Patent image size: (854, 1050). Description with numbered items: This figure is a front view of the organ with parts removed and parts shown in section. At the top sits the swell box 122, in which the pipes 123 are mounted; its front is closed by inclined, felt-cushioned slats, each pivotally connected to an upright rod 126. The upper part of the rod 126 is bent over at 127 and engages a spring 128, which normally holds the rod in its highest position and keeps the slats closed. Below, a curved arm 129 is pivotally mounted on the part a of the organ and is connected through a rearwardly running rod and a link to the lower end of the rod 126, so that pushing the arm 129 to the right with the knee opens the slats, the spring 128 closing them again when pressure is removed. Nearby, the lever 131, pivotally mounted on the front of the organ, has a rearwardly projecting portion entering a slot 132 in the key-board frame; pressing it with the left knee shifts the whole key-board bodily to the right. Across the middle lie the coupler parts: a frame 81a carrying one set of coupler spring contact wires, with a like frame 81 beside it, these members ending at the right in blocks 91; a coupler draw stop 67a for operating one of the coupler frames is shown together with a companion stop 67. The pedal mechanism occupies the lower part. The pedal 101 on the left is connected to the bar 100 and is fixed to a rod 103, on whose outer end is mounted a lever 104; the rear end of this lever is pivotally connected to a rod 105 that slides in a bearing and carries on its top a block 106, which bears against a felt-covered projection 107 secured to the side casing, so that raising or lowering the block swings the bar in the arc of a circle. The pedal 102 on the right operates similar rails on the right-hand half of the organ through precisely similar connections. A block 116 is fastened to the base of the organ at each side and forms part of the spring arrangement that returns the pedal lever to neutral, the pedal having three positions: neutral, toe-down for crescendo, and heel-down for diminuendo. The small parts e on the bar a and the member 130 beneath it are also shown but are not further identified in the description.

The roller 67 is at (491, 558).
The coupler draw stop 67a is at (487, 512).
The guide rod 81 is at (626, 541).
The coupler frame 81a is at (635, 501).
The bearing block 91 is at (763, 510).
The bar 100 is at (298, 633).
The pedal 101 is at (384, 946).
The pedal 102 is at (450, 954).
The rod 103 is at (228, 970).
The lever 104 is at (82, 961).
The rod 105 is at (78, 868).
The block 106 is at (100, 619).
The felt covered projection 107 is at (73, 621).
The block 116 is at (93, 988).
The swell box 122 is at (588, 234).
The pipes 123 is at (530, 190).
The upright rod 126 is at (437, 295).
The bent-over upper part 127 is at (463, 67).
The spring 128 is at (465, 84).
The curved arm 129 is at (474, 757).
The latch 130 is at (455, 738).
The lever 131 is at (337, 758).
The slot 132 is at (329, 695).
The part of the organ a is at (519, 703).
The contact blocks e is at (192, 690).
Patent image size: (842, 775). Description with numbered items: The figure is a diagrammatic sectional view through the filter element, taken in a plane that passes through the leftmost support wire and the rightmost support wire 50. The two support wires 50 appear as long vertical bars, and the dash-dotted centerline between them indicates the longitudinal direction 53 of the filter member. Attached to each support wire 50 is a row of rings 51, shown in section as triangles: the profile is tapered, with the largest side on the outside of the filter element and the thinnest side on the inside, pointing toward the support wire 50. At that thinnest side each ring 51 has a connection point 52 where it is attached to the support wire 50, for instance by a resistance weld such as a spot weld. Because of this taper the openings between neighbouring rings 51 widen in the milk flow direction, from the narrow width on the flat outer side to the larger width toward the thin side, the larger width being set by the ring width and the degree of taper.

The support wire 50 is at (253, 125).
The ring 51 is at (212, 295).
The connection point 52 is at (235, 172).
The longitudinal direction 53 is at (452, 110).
-=-=-=-=-
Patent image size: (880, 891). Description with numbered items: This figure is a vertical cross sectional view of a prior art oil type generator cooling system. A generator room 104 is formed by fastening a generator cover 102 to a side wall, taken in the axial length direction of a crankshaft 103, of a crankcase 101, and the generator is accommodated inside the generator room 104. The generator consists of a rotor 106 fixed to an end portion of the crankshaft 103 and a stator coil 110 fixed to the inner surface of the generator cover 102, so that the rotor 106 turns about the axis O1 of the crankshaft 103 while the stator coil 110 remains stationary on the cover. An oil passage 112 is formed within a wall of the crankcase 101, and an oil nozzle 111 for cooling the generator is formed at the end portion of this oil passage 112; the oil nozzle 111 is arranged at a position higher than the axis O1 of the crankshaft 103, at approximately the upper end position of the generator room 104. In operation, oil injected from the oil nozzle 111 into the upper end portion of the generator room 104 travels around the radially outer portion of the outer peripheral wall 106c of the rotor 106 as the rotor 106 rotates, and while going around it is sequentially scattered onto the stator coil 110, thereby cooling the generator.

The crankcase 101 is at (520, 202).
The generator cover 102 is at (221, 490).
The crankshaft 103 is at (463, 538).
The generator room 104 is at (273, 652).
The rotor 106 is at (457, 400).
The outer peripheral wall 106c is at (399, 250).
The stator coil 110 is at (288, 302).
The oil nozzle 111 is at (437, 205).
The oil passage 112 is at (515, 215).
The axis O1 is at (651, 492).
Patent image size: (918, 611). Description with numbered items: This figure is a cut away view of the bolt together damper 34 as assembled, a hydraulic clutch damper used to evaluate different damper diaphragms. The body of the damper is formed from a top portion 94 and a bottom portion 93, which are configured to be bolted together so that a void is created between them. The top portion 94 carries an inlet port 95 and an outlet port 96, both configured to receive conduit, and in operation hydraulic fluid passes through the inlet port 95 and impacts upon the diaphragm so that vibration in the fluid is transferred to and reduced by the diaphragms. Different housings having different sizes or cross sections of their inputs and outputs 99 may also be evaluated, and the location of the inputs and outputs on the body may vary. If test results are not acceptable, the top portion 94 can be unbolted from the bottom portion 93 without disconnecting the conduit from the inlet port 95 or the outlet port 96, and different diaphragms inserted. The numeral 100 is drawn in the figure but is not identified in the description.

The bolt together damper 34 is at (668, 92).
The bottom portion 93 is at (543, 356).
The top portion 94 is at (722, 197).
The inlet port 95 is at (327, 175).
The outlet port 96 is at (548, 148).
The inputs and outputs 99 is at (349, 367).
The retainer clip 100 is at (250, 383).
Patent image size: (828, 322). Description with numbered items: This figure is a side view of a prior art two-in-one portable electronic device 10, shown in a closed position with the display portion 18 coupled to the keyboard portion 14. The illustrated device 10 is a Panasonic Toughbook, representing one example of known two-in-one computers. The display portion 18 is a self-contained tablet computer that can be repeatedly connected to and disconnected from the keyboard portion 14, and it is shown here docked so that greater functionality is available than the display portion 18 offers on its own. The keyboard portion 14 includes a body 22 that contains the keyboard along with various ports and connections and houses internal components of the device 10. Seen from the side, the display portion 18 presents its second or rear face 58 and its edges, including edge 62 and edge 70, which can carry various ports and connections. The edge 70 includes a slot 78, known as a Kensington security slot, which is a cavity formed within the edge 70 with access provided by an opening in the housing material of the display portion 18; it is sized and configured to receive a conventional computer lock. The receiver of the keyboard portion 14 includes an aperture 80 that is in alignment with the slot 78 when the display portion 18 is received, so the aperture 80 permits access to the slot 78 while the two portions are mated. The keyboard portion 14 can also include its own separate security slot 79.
-=-=-=-=-
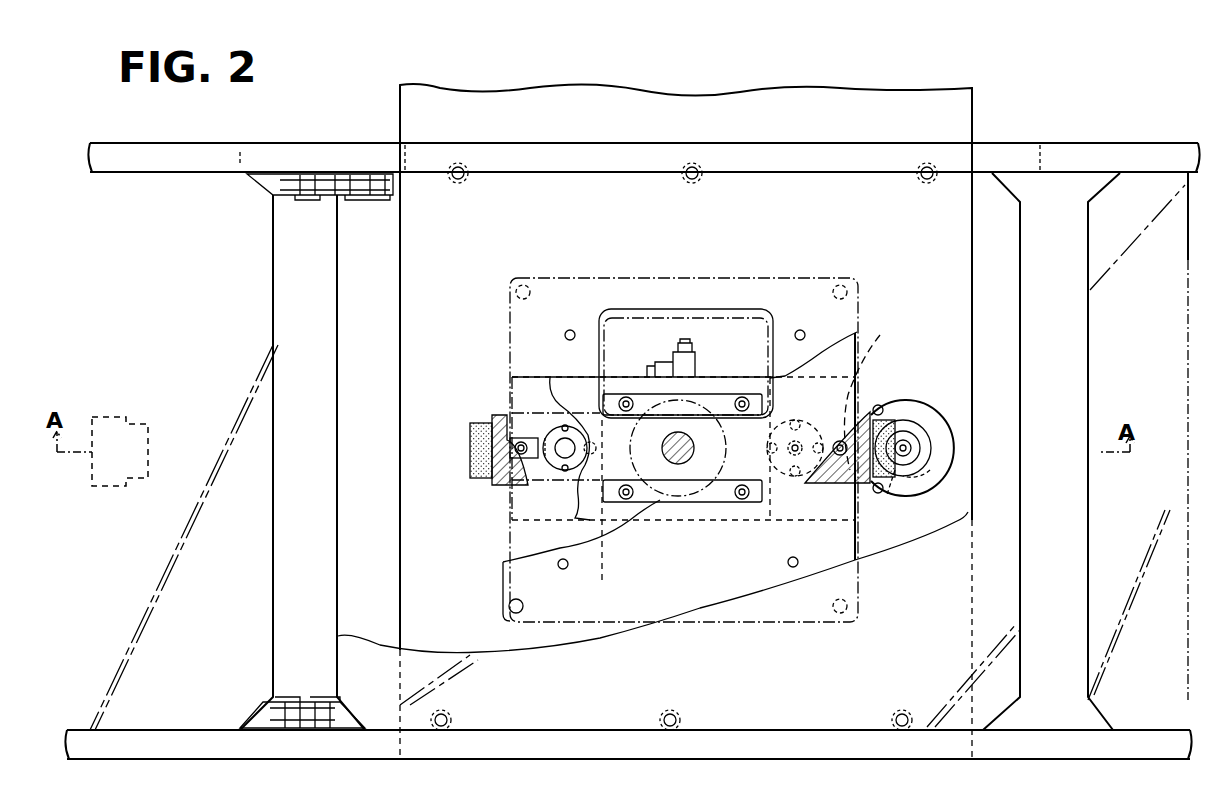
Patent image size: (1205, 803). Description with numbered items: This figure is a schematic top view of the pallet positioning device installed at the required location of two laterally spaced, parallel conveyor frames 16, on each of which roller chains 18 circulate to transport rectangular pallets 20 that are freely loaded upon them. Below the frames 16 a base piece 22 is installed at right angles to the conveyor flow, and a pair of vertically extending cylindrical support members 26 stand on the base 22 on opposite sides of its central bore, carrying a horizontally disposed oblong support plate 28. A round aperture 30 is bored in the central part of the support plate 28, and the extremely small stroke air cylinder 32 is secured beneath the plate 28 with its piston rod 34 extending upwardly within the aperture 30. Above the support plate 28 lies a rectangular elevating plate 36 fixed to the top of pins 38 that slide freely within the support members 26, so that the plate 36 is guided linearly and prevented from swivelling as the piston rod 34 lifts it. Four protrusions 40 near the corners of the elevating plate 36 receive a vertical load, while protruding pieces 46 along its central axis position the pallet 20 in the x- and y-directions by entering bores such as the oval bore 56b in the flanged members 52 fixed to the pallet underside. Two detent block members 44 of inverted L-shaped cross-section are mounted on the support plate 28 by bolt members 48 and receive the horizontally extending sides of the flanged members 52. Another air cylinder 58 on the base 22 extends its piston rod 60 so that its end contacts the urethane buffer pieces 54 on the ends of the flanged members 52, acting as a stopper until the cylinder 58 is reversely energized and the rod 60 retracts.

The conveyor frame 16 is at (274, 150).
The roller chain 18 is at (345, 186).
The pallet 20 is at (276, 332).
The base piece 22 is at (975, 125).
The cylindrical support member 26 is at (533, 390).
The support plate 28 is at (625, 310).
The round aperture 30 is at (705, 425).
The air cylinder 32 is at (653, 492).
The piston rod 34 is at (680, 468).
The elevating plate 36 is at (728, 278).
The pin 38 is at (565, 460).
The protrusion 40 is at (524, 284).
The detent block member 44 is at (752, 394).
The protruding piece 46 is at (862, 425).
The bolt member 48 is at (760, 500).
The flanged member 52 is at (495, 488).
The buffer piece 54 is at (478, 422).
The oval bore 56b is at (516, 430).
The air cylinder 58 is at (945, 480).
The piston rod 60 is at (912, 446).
-=-=-=-=-
Task requirements> Convert the stretch from the line containing "Patent image size: (842, 775)." through the line containing "The support wire 50 is at (253, 125)." into a JSON list of strings, one string per line, with blank lines omitted.

Result of this task>
[
  "Patent image size: (842, 775). Description with numbered items: The figure is a diagrammatic sectional view through the filter element, taken in a plane that passes through the leftmost support wire and the rightmost support wire 50. The two support wires 50 appear as long vertical bars, and the dash-dotted centerline between them indicates the longitudinal direction 53 of the filter member. Attached to each support wire 50 is a row of rings 51, shown in section as triangles: the profile is tapered, with the largest side on the outside of the filter element and the thinnest side on the inside, pointing toward the support wire 50. At that thinnest side each ring 51 has a connection point 52 where it is attached to the support wire 50, for instance by a resistance weld such as a spot weld. Because of this taper the openings between neighbouring rings 51 widen in the milk flow direction, from the narrow width on the flat outer side to the larger width toward the thin side, the larger width being set by the ring width and the degree of taper.",
  "The support wire 50 is at (253, 125)."
]